All entries are to be given again verbatim.

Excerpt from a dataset

□ □ □

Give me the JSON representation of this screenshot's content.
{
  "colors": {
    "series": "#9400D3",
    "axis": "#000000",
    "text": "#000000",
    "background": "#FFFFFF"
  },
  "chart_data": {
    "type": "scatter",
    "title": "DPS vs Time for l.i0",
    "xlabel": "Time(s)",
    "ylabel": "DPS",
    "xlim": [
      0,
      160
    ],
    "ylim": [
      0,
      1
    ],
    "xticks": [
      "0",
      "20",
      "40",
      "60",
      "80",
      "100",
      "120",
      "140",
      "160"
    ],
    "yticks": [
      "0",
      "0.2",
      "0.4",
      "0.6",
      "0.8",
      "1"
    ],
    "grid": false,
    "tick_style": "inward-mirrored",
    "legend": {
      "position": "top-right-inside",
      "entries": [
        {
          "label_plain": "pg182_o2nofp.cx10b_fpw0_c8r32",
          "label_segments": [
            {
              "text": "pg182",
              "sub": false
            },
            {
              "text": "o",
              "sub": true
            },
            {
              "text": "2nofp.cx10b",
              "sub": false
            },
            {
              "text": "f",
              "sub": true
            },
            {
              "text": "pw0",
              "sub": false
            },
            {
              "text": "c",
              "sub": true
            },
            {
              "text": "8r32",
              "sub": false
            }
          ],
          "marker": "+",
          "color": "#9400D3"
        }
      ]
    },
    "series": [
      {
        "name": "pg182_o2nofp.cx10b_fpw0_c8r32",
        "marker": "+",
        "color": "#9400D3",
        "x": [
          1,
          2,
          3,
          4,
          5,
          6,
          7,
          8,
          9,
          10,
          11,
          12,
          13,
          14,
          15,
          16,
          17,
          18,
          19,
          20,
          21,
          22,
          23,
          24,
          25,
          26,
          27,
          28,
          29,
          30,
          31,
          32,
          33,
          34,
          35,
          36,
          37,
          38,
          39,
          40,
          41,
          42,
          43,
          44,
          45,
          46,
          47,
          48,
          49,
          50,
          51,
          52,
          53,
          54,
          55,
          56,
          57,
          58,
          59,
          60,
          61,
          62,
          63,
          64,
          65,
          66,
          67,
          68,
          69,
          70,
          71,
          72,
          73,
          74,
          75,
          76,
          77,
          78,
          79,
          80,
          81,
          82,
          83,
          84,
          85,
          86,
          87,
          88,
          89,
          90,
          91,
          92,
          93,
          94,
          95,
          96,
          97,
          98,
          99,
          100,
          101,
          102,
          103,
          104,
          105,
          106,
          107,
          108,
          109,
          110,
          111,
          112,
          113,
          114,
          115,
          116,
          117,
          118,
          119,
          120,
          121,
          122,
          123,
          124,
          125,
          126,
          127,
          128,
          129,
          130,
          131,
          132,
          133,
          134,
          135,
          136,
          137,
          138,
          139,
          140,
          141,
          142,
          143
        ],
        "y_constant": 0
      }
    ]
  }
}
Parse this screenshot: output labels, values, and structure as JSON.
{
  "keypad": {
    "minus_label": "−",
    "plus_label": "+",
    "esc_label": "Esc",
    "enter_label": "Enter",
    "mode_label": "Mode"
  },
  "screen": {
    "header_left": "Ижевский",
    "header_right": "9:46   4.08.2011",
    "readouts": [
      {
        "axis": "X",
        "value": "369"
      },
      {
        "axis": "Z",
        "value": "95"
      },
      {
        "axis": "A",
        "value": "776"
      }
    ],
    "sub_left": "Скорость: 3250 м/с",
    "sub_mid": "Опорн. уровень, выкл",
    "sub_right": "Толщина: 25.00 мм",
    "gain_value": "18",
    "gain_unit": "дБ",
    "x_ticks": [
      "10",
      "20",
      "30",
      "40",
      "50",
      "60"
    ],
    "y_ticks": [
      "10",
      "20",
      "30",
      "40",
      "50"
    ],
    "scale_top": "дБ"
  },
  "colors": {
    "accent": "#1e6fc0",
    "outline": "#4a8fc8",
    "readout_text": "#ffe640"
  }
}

□ □ □

RESULT FOR THIS TASK:
Give me the JSON representation of this screenshot's content.
{
  "colors": {
    "series": "#9400D3",
    "axis": "#000000",
    "text": "#000000",
    "background": "#FFFFFF"
  },
  "chart_data": {
    "type": "scatter",
    "title": "DPS vs Time for l.i0",
    "xlabel": "Time(s)",
    "ylabel": "DPS",
    "xlim": [
      0,
      160
    ],
    "ylim": [
      0,
      1
    ],
    "xticks": [
      "0",
      "20",
      "40",
      "60",
      "80",
      "100",
      "120",
      "140",
      "160"
    ],
    "yticks": [
      "0",
      "0.2",
      "0.4",
      "0.6",
      "0.8",
      "1"
    ],
    "grid": false,
    "tick_style": "inward-mirrored",
    "legend": {
      "position": "top-right-inside",
      "entries": [
        {
          "label_plain": "pg182_o2nofp.cx10b_fpw0_c8r32",
          "label_segments": [
            {
              "text": "pg182",
              "sub": false
            },
            {
              "text": "o",
              "sub": true
            },
            {
              "text": "2nofp.cx10b",
              "sub": false
            },
            {
              "text": "f",
              "sub": true
            },
            {
              "text": "pw0",
              "sub": false
            },
            {
              "text": "c",
              "sub": true
            },
            {
              "text": "8r32",
              "sub": false
            }
          ],
          "marker": "+",
          "color": "#9400D3"
        }
      ]
    },
    "series": [
      {
        "name": "pg182_o2nofp.cx10b_fpw0_c8r32",
        "marker": "+",
        "color": "#9400D3",
        "x": [
          1,
          2,
          3,
          4,
          5,
          6,
          7,
          8,
          9,
          10,
          11,
          12,
          13,
          14,
          15,
          16,
          17,
          18,
          19,
          20,
          21,
          22,
          23,
          24,
          25,
          26,
          27,
          28,
          29,
          30,
          31,
          32,
          33,
          34,
          35,
          36,
          37,
          38,
          39,
          40,
          41,
          42,
          43,
          44,
          45,
          46,
          47,
          48,
          49,
          50,
          51,
          52,
          53,
          54,
          55,
          56,
          57,
          58,
          59,
          60,
          61,
          62,
          63,
          64,
          65,
          66,
          67,
          68,
          69,
          70,
          71,
          72,
          73,
          74,
          75,
          76,
          77,
          78,
          79,
          80,
          81,
          82,
          83,
          84,
          85,
          86,
          87,
          88,
          89,
          90,
          91,
          92,
          93,
          94,
          95,
          96,
          97,
          98,
          99,
          100,
          101,
          102,
          103,
          104,
          105,
          106,
          107,
          108,
          109,
          110,
          111,
          112,
          113,
          114,
          115,
          116,
          117,
          118,
          119,
          120,
          121,
          122,
          123,
          124,
          125,
          126,
          127,
          128,
          129,
          130,
          131,
          132,
          133,
          134,
          135,
          136,
          137,
          138,
          139,
          140,
          141,
          142,
          143
        ],
        "y_constant": 0
      }
    ]
  }
}
Parse this screenshot: output labels, values, and structure as JSON.
{
  "keypad": {
    "minus_label": "−",
    "plus_label": "+",
    "esc_label": "Esc",
    "enter_label": "Enter",
    "mode_label": "Mode"
  },
  "screen": {
    "header_left": "Ижевский",
    "header_right": "9:46   4.08.2011",
    "readouts": [
      {
        "axis": "X",
        "value": "369"
      },
      {
        "axis": "Z",
        "value": "95"
      },
      {
        "axis": "A",
        "value": "776"
      }
    ],
    "sub_left": "Скорость: 3250 м/с",
    "sub_mid": "Опорн. уровень, выкл",
    "sub_right": "Толщина: 25.00 мм",
    "gain_value": "18",
    "gain_unit": "дБ",
    "x_ticks": [
      "10",
      "20",
      "30",
      "40",
      "50",
      "60"
    ],
    "y_ticks": [
      "10",
      "20",
      "30",
      "40",
      "50"
    ],
    "scale_top": "дБ"
  },
  "colors": {
    "accent": "#1e6fc0",
    "outline": "#4a8fc8",
    "readout_text": "#ffe640"
  }
}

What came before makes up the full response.